▶ [Do this] Retype every entry word for word.

▶ [Supplied material]
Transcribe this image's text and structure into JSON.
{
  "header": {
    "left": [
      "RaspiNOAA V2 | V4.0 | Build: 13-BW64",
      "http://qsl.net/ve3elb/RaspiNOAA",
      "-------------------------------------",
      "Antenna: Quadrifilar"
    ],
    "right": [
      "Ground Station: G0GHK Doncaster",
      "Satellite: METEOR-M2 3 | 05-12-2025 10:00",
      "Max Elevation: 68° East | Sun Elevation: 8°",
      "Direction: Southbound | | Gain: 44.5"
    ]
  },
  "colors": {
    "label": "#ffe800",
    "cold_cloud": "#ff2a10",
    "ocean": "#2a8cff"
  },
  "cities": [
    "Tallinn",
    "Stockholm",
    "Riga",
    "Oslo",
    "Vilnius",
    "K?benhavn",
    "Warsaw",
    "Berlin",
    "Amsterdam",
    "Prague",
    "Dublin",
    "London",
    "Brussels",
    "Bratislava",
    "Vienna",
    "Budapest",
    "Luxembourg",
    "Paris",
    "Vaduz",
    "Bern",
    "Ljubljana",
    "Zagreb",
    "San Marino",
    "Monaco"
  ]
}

▶ [Written reply]
Transcribe this image's text and structure into JSON.
{
  "header": {
    "left": [
      "RaspiNOAA V2 | V4.0 | Build: 13-BW64",
      "http://qsl.net/ve3elb/RaspiNOAA",
      "-------------------------------------",
      "Antenna: Quadrifilar"
    ],
    "right": [
      "Ground Station: G0GHK Doncaster",
      "Satellite: METEOR-M2 3 | 05-12-2025 10:00",
      "Max Elevation: 68° East | Sun Elevation: 8°",
      "Direction: Southbound | | Gain: 44.5"
    ]
  },
  "colors": {
    "label": "#ffe800",
    "cold_cloud": "#ff2a10",
    "ocean": "#2a8cff"
  },
  "cities": [
    "Tallinn",
    "Stockholm",
    "Riga",
    "Oslo",
    "Vilnius",
    "K?benhavn",
    "Warsaw",
    "Berlin",
    "Amsterdam",
    "Prague",
    "Dublin",
    "London",
    "Brussels",
    "Bratislava",
    "Vienna",
    "Budapest",
    "Luxembourg",
    "Paris",
    "Vaduz",
    "Bern",
    "Ljubljana",
    "Zagreb",
    "San Marino",
    "Monaco"
  ]
}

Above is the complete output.